Omit all images, then return the remaining material exactly as it stands.
--
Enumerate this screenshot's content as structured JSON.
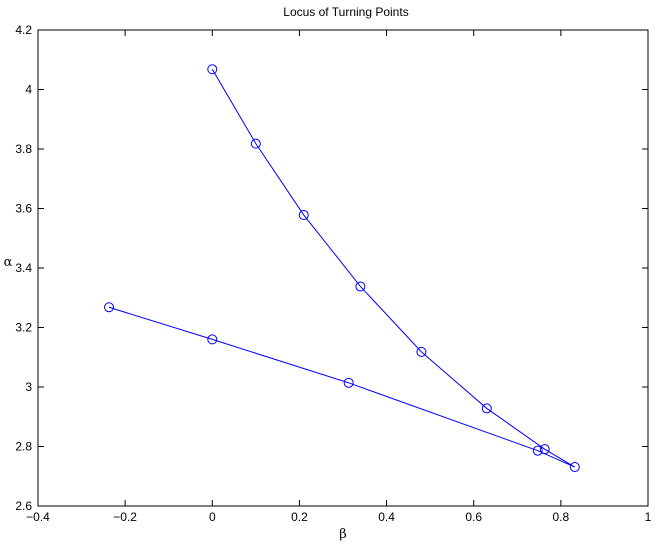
{
  "chart_data": {
    "type": "line",
    "title": "Locus of Turning Points",
    "xlabel": "β",
    "ylabel": "α",
    "xlim": [
      -0.4,
      1
    ],
    "ylim": [
      2.6,
      4.2
    ],
    "x_ticks": [
      -0.4,
      -0.2,
      0,
      0.2,
      0.4,
      0.6,
      0.8,
      1
    ],
    "x_tick_labels": [
      "−0.4",
      "−0.2",
      "0",
      "0.2",
      "0.4",
      "0.6",
      "0.8",
      "1"
    ],
    "y_ticks": [
      2.6,
      2.8,
      3.0,
      3.2,
      3.4,
      3.6,
      3.8,
      4.0,
      4.2
    ],
    "y_tick_labels": [
      "2.6",
      "2.8",
      "3",
      "3.2",
      "3.4",
      "3.6",
      "3.8",
      "4",
      "4.2"
    ],
    "grid": false,
    "marker": "circle",
    "color": "#0000ff",
    "series": [
      {
        "x": [
          0.0,
          0.1,
          0.21,
          0.34,
          0.48,
          0.63,
          0.763,
          0.832,
          0.747,
          0.313,
          0.0,
          -0.237
        ],
        "y": [
          4.068,
          3.818,
          3.578,
          3.338,
          3.118,
          2.928,
          2.791,
          2.731,
          2.786,
          3.014,
          3.16,
          3.268
        ]
      }
    ]
  }
}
--
--- EXERCISE RESULT ---
Enumerate this screenshot's content as structured JSON.
{
  "chart_data": {
    "type": "line",
    "title": "Locus of Turning Points",
    "xlabel": "β",
    "ylabel": "α",
    "xlim": [
      -0.4,
      1
    ],
    "ylim": [
      2.6,
      4.2
    ],
    "x_ticks": [
      -0.4,
      -0.2,
      0,
      0.2,
      0.4,
      0.6,
      0.8,
      1
    ],
    "x_tick_labels": [
      "−0.4",
      "−0.2",
      "0",
      "0.2",
      "0.4",
      "0.6",
      "0.8",
      "1"
    ],
    "y_ticks": [
      2.6,
      2.8,
      3.0,
      3.2,
      3.4,
      3.6,
      3.8,
      4.0,
      4.2
    ],
    "y_tick_labels": [
      "2.6",
      "2.8",
      "3",
      "3.2",
      "3.4",
      "3.6",
      "3.8",
      "4",
      "4.2"
    ],
    "grid": false,
    "marker": "circle",
    "color": "#0000ff",
    "series": [
      {
        "x": [
          0.0,
          0.1,
          0.21,
          0.34,
          0.48,
          0.63,
          0.763,
          0.832,
          0.747,
          0.313,
          0.0,
          -0.237
        ],
        "y": [
          4.068,
          3.818,
          3.578,
          3.338,
          3.118,
          2.928,
          2.791,
          2.731,
          2.786,
          3.014,
          3.16,
          3.268
        ]
      }
    ]
  }
}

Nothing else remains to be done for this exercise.